___ Entries supplied ___

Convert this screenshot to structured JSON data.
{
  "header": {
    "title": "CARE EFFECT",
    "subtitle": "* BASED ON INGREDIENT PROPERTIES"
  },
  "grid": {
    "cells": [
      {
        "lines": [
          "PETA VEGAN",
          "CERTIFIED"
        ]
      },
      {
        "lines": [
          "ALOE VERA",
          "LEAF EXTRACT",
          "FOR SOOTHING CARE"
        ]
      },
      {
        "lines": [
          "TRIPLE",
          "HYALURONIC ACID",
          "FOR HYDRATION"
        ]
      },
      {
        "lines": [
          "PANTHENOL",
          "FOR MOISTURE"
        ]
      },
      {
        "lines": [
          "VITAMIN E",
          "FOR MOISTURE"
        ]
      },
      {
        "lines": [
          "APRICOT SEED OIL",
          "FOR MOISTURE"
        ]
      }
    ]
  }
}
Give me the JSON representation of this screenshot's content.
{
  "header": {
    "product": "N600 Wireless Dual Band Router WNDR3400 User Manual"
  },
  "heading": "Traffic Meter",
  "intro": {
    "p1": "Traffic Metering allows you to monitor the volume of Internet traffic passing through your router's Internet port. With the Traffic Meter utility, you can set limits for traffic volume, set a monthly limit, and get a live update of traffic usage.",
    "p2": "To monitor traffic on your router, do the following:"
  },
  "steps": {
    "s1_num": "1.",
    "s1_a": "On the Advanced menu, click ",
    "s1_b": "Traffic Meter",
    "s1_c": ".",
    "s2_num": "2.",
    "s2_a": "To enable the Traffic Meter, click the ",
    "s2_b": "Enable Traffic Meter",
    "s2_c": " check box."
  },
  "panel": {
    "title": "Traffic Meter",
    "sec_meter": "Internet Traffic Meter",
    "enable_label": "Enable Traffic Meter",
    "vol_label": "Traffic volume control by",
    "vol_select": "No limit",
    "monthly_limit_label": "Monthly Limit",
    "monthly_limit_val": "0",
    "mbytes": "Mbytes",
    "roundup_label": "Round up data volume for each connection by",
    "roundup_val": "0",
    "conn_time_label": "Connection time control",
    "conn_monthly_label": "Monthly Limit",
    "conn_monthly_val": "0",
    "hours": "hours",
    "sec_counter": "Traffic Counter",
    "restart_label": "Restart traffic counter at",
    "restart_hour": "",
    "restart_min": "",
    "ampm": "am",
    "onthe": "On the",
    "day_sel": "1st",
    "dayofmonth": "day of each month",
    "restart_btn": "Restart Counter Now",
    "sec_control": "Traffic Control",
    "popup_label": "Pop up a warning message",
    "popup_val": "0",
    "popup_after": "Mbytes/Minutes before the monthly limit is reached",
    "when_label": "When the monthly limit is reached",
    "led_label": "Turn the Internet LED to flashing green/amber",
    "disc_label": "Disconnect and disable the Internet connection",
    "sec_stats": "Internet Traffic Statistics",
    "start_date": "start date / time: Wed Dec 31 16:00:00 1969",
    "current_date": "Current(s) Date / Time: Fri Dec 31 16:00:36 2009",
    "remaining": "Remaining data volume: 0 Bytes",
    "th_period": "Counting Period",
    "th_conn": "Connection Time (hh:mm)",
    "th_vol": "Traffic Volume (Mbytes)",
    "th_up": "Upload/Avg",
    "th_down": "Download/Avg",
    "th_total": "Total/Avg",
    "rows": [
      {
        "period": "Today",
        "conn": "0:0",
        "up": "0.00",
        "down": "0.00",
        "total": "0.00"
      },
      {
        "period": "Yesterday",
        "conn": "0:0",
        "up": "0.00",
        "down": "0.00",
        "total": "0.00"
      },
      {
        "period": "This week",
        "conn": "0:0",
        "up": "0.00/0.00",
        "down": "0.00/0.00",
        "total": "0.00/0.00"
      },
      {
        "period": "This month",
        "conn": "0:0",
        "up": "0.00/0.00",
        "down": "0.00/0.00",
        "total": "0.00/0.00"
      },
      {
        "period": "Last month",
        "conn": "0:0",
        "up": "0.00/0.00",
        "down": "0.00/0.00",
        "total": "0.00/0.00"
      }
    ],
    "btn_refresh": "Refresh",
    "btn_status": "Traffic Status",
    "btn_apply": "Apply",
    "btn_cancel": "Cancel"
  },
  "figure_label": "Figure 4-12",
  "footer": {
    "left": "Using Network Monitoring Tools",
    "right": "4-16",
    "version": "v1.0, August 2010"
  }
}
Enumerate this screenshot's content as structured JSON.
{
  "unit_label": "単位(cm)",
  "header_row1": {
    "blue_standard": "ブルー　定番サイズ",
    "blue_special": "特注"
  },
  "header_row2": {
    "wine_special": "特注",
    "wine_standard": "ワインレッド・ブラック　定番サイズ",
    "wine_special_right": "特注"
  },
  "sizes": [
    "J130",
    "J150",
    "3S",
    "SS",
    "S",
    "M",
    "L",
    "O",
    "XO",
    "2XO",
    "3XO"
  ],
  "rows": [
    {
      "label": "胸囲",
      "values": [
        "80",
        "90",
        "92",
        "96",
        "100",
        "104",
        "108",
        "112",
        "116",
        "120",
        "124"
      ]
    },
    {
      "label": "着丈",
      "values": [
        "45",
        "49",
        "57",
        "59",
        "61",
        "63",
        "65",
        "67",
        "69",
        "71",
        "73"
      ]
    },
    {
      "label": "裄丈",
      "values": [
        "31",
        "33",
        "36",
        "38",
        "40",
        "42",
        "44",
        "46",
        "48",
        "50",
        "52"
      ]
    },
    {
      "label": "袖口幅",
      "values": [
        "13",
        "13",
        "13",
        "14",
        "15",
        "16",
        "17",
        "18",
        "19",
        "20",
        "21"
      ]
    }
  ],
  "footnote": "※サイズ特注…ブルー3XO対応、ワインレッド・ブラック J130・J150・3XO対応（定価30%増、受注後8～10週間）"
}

___

Given exercise. Write out the material exactly as given.

Response to this exercise.
Convert this screenshot to structured JSON data.
{
  "header": {
    "title": "CARE EFFECT",
    "subtitle": "* BASED ON INGREDIENT PROPERTIES"
  },
  "grid": {
    "cells": [
      {
        "lines": [
          "PETA VEGAN",
          "CERTIFIED"
        ]
      },
      {
        "lines": [
          "ALOE VERA",
          "LEAF EXTRACT",
          "FOR SOOTHING CARE"
        ]
      },
      {
        "lines": [
          "TRIPLE",
          "HYALURONIC ACID",
          "FOR HYDRATION"
        ]
      },
      {
        "lines": [
          "PANTHENOL",
          "FOR MOISTURE"
        ]
      },
      {
        "lines": [
          "VITAMIN E",
          "FOR MOISTURE"
        ]
      },
      {
        "lines": [
          "APRICOT SEED OIL",
          "FOR MOISTURE"
        ]
      }
    ]
  }
}
Give me the JSON representation of this screenshot's content.
{
  "header": {
    "product": "N600 Wireless Dual Band Router WNDR3400 User Manual"
  },
  "heading": "Traffic Meter",
  "intro": {
    "p1": "Traffic Metering allows you to monitor the volume of Internet traffic passing through your router's Internet port. With the Traffic Meter utility, you can set limits for traffic volume, set a monthly limit, and get a live update of traffic usage.",
    "p2": "To monitor traffic on your router, do the following:"
  },
  "steps": {
    "s1_num": "1.",
    "s1_a": "On the Advanced menu, click ",
    "s1_b": "Traffic Meter",
    "s1_c": ".",
    "s2_num": "2.",
    "s2_a": "To enable the Traffic Meter, click the ",
    "s2_b": "Enable Traffic Meter",
    "s2_c": " check box."
  },
  "panel": {
    "title": "Traffic Meter",
    "sec_meter": "Internet Traffic Meter",
    "enable_label": "Enable Traffic Meter",
    "vol_label": "Traffic volume control by",
    "vol_select": "No limit",
    "monthly_limit_label": "Monthly Limit",
    "monthly_limit_val": "0",
    "mbytes": "Mbytes",
    "roundup_label": "Round up data volume for each connection by",
    "roundup_val": "0",
    "conn_time_label": "Connection time control",
    "conn_monthly_label": "Monthly Limit",
    "conn_monthly_val": "0",
    "hours": "hours",
    "sec_counter": "Traffic Counter",
    "restart_label": "Restart traffic counter at",
    "restart_hour": "",
    "restart_min": "",
    "ampm": "am",
    "onthe": "On the",
    "day_sel": "1st",
    "dayofmonth": "day of each month",
    "restart_btn": "Restart Counter Now",
    "sec_control": "Traffic Control",
    "popup_label": "Pop up a warning message",
    "popup_val": "0",
    "popup_after": "Mbytes/Minutes before the monthly limit is reached",
    "when_label": "When the monthly limit is reached",
    "led_label": "Turn the Internet LED to flashing green/amber",
    "disc_label": "Disconnect and disable the Internet connection",
    "sec_stats": "Internet Traffic Statistics",
    "start_date": "start date / time: Wed Dec 31 16:00:00 1969",
    "current_date": "Current(s) Date / Time: Fri Dec 31 16:00:36 2009",
    "remaining": "Remaining data volume: 0 Bytes",
    "th_period": "Counting Period",
    "th_conn": "Connection Time (hh:mm)",
    "th_vol": "Traffic Volume (Mbytes)",
    "th_up": "Upload/Avg",
    "th_down": "Download/Avg",
    "th_total": "Total/Avg",
    "rows": [
      {
        "period": "Today",
        "conn": "0:0",
        "up": "0.00",
        "down": "0.00",
        "total": "0.00"
      },
      {
        "period": "Yesterday",
        "conn": "0:0",
        "up": "0.00",
        "down": "0.00",
        "total": "0.00"
      },
      {
        "period": "This week",
        "conn": "0:0",
        "up": "0.00/0.00",
        "down": "0.00/0.00",
        "total": "0.00/0.00"
      },
      {
        "period": "This month",
        "conn": "0:0",
        "up": "0.00/0.00",
        "down": "0.00/0.00",
        "total": "0.00/0.00"
      },
      {
        "period": "Last month",
        "conn": "0:0",
        "up": "0.00/0.00",
        "down": "0.00/0.00",
        "total": "0.00/0.00"
      }
    ],
    "btn_refresh": "Refresh",
    "btn_status": "Traffic Status",
    "btn_apply": "Apply",
    "btn_cancel": "Cancel"
  },
  "figure_label": "Figure 4-12",
  "footer": {
    "left": "Using Network Monitoring Tools",
    "right": "4-16",
    "version": "v1.0, August 2010"
  }
}
Enumerate this screenshot's content as structured JSON.
{
  "unit_label": "単位(cm)",
  "header_row1": {
    "blue_standard": "ブルー　定番サイズ",
    "blue_special": "特注"
  },
  "header_row2": {
    "wine_special": "特注",
    "wine_standard": "ワインレッド・ブラック　定番サイズ",
    "wine_special_right": "特注"
  },
  "sizes": [
    "J130",
    "J150",
    "3S",
    "SS",
    "S",
    "M",
    "L",
    "O",
    "XO",
    "2XO",
    "3XO"
  ],
  "rows": [
    {
      "label": "胸囲",
      "values": [
        "80",
        "90",
        "92",
        "96",
        "100",
        "104",
        "108",
        "112",
        "116",
        "120",
        "124"
      ]
    },
    {
      "label": "着丈",
      "values": [
        "45",
        "49",
        "57",
        "59",
        "61",
        "63",
        "65",
        "67",
        "69",
        "71",
        "73"
      ]
    },
    {
      "label": "裄丈",
      "values": [
        "31",
        "33",
        "36",
        "38",
        "40",
        "42",
        "44",
        "46",
        "48",
        "50",
        "52"
      ]
    },
    {
      "label": "袖口幅",
      "values": [
        "13",
        "13",
        "13",
        "14",
        "15",
        "16",
        "17",
        "18",
        "19",
        "20",
        "21"
      ]
    }
  ],
  "footnote": "※サイズ特注…ブルー3XO対応、ワインレッド・ブラック J130・J150・3XO対応（定価30%増、受注後8～10週間）"
}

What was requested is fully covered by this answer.